Instructions for the task:
Reproduce the entries below verbatim, starting at their first line and ending with the line that contains "The vent seal 96 is at (273, 332).", including both.

════

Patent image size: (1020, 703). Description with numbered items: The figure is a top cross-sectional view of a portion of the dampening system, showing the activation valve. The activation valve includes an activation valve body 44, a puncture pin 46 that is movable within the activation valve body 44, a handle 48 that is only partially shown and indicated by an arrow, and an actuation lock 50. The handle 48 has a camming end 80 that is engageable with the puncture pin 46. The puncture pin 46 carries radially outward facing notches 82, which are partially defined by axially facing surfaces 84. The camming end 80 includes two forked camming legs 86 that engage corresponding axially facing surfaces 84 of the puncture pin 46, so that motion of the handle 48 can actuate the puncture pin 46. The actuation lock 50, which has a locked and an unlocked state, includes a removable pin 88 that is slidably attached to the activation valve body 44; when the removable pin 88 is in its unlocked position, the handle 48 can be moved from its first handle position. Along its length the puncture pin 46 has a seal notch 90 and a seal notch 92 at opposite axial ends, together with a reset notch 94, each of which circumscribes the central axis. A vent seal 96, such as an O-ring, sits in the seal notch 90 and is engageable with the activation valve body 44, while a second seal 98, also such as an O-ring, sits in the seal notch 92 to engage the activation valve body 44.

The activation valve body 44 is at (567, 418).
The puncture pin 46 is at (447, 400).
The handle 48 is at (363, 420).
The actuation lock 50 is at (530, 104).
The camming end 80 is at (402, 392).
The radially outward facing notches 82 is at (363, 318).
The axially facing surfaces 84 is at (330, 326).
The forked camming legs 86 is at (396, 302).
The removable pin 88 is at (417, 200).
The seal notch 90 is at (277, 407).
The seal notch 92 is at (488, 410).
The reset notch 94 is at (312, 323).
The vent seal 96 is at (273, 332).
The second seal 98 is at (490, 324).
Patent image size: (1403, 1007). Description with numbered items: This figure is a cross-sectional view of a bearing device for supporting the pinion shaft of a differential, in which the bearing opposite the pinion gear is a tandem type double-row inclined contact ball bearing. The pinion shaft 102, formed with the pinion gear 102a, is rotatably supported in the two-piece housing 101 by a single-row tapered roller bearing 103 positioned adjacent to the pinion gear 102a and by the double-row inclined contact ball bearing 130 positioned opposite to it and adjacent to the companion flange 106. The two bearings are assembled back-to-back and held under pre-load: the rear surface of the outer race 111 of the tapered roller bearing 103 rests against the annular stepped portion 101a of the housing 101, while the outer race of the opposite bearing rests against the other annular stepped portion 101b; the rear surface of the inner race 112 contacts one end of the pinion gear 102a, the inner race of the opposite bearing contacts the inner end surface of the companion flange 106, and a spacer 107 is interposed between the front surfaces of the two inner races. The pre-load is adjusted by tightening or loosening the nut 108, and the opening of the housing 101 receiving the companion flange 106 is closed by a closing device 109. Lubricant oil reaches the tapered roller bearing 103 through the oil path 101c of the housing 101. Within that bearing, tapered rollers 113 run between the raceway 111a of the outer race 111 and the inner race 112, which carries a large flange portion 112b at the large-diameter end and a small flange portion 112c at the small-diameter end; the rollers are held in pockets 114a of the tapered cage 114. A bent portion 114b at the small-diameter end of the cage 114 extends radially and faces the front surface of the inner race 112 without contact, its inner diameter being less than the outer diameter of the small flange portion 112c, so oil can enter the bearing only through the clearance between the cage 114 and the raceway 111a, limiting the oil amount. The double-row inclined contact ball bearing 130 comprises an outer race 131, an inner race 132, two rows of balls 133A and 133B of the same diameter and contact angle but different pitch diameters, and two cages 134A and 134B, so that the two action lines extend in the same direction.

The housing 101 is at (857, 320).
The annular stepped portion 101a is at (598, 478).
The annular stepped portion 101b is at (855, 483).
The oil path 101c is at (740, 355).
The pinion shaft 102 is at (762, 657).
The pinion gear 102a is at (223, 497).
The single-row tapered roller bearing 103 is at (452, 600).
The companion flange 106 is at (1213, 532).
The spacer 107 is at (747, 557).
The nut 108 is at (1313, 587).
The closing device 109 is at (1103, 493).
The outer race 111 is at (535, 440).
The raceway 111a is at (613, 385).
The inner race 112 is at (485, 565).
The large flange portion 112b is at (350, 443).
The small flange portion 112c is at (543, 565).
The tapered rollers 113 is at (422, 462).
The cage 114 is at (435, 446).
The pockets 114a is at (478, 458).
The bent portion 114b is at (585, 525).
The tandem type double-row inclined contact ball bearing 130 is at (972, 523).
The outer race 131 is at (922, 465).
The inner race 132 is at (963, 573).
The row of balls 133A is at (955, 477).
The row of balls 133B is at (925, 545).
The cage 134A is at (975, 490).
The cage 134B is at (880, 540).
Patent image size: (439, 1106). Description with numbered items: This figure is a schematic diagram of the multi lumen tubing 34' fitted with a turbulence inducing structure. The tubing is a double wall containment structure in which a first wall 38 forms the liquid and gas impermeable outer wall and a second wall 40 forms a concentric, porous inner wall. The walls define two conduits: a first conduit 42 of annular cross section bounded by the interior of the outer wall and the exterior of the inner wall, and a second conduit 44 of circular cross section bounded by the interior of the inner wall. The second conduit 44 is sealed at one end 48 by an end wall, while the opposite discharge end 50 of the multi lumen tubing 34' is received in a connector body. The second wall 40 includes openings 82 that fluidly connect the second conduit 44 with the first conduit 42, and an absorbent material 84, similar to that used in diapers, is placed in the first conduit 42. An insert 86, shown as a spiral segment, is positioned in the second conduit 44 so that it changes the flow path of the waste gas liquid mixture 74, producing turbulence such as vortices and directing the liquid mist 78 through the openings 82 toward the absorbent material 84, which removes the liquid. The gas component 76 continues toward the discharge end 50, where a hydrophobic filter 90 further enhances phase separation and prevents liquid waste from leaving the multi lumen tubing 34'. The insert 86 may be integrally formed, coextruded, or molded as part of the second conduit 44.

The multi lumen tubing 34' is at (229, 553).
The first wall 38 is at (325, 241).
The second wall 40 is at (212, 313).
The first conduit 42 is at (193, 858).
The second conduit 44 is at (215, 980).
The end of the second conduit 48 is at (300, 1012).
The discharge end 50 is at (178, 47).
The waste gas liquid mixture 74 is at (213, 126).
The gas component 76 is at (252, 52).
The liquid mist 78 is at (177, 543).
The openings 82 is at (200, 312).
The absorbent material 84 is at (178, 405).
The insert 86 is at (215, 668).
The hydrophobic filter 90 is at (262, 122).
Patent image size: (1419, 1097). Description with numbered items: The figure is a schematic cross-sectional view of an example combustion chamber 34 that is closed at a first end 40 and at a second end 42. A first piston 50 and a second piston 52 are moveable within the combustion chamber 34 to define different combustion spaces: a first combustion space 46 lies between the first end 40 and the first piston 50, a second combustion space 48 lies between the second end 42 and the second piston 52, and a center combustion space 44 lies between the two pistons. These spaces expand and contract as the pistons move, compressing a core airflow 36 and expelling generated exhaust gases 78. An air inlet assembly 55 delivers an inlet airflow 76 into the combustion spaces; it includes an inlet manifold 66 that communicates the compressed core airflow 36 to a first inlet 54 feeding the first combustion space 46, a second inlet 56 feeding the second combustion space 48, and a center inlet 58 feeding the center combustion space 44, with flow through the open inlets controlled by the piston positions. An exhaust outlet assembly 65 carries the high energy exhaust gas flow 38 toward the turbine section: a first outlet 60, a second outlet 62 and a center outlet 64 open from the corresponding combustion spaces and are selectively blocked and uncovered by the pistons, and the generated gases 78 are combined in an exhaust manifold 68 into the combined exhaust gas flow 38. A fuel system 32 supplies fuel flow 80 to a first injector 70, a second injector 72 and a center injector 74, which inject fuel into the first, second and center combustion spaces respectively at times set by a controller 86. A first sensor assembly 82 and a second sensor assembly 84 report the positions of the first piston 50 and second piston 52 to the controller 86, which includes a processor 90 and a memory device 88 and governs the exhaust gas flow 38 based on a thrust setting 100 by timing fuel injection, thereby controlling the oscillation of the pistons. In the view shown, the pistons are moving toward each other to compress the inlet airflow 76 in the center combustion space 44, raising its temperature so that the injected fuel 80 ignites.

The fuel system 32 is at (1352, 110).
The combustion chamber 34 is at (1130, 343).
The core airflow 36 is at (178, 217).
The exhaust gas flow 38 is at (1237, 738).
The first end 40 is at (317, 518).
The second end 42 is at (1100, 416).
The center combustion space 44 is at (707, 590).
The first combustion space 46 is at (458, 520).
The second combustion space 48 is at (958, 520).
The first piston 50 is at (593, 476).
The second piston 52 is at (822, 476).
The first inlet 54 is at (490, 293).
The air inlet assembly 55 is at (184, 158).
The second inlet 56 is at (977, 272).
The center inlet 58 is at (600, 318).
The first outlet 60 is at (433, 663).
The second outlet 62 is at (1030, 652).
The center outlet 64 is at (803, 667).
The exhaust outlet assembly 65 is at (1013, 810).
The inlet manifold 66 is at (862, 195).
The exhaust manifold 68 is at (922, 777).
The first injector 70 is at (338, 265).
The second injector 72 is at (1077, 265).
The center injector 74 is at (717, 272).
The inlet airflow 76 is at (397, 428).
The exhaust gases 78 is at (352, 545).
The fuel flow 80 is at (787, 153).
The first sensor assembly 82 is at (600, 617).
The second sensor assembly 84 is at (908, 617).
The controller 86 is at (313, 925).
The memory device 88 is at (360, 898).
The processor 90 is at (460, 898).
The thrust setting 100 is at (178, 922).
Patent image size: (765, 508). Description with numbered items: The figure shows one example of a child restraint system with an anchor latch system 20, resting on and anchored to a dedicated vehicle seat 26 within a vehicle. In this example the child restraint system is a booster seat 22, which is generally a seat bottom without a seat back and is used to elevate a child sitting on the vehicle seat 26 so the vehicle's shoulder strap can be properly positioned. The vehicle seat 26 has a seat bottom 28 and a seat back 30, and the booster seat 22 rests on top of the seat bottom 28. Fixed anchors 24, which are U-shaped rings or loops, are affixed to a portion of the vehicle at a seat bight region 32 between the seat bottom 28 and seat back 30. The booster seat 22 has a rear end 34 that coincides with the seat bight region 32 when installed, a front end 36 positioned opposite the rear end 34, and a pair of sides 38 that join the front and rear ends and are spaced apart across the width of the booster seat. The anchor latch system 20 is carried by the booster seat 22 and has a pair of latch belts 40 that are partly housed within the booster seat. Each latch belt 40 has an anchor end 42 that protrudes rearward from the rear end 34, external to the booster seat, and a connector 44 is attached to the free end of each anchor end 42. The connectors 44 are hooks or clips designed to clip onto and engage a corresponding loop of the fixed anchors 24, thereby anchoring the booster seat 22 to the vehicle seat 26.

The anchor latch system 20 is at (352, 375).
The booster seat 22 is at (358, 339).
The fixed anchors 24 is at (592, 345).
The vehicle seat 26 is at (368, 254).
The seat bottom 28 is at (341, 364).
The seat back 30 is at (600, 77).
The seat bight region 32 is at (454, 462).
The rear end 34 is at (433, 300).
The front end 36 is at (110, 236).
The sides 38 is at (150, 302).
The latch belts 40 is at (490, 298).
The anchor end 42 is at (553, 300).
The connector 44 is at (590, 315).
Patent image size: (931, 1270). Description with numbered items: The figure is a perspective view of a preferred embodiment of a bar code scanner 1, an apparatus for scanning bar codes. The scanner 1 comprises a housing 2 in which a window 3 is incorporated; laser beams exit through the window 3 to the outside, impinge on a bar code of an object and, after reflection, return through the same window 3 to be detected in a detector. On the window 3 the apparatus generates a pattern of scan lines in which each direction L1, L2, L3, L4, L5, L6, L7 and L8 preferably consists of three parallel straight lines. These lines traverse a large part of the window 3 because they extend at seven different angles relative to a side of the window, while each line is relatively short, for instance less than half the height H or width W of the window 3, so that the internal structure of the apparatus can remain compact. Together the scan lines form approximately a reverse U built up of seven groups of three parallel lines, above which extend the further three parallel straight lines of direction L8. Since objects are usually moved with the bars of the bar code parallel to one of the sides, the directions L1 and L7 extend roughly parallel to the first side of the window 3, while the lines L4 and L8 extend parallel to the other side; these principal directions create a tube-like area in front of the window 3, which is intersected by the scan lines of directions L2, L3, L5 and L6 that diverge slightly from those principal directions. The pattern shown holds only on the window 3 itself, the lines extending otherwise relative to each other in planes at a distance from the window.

════

Response:
Patent image size: (1020, 703). Description with numbered items: The figure is a top cross-sectional view of a portion of the dampening system, showing the activation valve. The activation valve includes an activation valve body 44, a puncture pin 46 that is movable within the activation valve body 44, a handle 48 that is only partially shown and indicated by an arrow, and an actuation lock 50. The handle 48 has a camming end 80 that is engageable with the puncture pin 46. The puncture pin 46 carries radially outward facing notches 82, which are partially defined by axially facing surfaces 84. The camming end 80 includes two forked camming legs 86 that engage corresponding axially facing surfaces 84 of the puncture pin 46, so that motion of the handle 48 can actuate the puncture pin 46. The actuation lock 50, which has a locked and an unlocked state, includes a removable pin 88 that is slidably attached to the activation valve body 44; when the removable pin 88 is in its unlocked position, the handle 48 can be moved from its first handle position. Along its length the puncture pin 46 has a seal notch 90 and a seal notch 92 at opposite axial ends, together with a reset notch 94, each of which circumscribes the central axis. A vent seal 96, such as an O-ring, sits in the seal notch 90 and is engageable with the activation valve body 44, while a second seal 98, also such as an O-ring, sits in the seal notch 92 to engage the activation valve body 44.

The activation valve body 44 is at (567, 418).
The puncture pin 46 is at (447, 400).
The handle 48 is at (363, 420).
The actuation lock 50 is at (530, 104).
The camming end 80 is at (402, 392).
The radially outward facing notches 82 is at (363, 318).
The axially facing surfaces 84 is at (330, 326).
The forked camming legs 86 is at (396, 302).
The removable pin 88 is at (417, 200).
The seal notch 90 is at (277, 407).
The seal notch 92 is at (488, 410).
The reset notch 94 is at (312, 323).
The vent seal 96 is at (273, 332).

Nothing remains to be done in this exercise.